[发明专利]包含胰液的生物试样中的目标粒子的检测方法

说明书

技术领域

本发明涉及使用共聚焦显微镜、多光子显微镜的光学系统等能够检测到来自溶液中的微小区域的光的光学系统来检测包含胰液的生物试样中的目标粒子的方法。

本申请基于2011年8月30日在日本提交的日本特愿2011-187601号主张优先权，本文援引其内容。

背景技术

随着近年来光学测量技术的发展，使用共聚焦显微镜的光学系统和能够进行光子计数(单光子检测)的超高灵敏度的光检测技术，能够检测以及测定单光子或单分子荧光水平的微弱光。因此，提出了使用这样的微弱光的检测技术，进行生物分子等分子间相互作用或者分子间的结合/解离反应的检测的各种装置或方法。

**所给记录:**
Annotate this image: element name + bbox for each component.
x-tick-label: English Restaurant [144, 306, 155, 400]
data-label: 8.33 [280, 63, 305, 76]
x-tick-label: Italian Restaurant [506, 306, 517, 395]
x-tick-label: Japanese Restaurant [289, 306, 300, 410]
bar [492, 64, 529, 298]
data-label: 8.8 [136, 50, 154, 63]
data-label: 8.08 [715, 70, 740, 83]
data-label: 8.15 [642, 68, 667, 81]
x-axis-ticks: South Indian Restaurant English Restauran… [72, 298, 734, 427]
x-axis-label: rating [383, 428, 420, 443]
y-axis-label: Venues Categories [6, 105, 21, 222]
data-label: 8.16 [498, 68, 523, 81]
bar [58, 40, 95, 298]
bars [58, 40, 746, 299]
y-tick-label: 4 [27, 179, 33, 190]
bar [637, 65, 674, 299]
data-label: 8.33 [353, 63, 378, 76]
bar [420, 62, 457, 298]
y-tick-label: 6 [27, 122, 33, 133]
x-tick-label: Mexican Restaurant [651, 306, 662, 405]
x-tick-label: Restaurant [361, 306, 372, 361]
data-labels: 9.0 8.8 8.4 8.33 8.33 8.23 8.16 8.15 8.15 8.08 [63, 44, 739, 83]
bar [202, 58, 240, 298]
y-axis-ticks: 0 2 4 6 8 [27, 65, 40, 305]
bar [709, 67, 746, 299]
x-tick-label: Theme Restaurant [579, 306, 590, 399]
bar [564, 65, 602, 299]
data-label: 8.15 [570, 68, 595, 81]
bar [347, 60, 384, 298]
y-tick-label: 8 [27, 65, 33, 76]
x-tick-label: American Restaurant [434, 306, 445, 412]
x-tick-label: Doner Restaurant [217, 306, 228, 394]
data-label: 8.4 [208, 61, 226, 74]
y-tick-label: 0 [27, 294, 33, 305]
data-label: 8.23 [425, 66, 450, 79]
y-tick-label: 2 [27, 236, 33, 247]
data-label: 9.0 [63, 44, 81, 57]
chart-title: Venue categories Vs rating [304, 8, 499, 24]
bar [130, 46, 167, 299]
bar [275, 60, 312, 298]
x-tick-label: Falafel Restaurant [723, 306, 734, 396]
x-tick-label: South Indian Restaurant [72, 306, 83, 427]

**练习 1:** 把阅读材料中以“随着近年来光学测量技术的发展”开头的那一段改写得更简短，保留主要事实。
**练习 2:**
根据阅读材料回答下面的问题，每题一行：
(a) 本发明要检测的是哪种试样中的目标粒子？
(b) 本申请主张的优先权，基于哪一天在哪个国家提交的申请？
(c) 背景技术里提到，哪两样东西让人能检测到单光子或单分子荧光水平的微弱光？
**练习 3:** 请返回阅读材料中从“[发明专利]包含胰液的生物试样中的目标粒子的检测方法”到“反应的检测的各种装置或方法。”之间的原文，首尾两处都包括在内。

**书面作答 1:** 光学测量技术近年来不断进步。借助共聚焦显微镜的光学系统和能做光子计数的超高灵敏度光检测技术，现在已能检测和测定单光子或单分子荧光水平的微弱光。因此，已有人提出多种利用这种微弱光的装置或方法，用来检测生物分子等分子间的相互作用或结合/解离反应。

**书面作答 2:**
(a) 包含胰液的生物试样。
(b) 2011年8月30日在日本提交的日本特愿2011-187601号。
(c) 使用共聚焦显微镜的光学系统，以及能够进行光子计数（单光子检测）的超高灵敏度光检测技术。

**书面作答 3:**
[发明专利]包含胰液的生物试样中的目标粒子的检测方法

说明书

技术领域

本发明涉及使用共聚焦显微镜、多光子显微镜的光学系统等能够检测到来自溶液中的微小区域的光的光学系统来检测包含胰液的生物试样中的目标粒子的方法。

本申请基于2011年8月30日在日本提交的日本特愿2011-187601号主张优先权，本文援引其内容。

背景技术

随着近年来光学测量技术的发展，使用共聚焦显微镜的光学系统和能够进行光子计数(单光子检测)的超高灵敏度的光检测技术，能够检测以及测定单光子或单分子荧光水平的微弱光。因此，提出了使用这样的微弱光的检测技术，进行生物分子等分子间相互作用或者分子间的结合/解离反应的检测的各种装置或方法。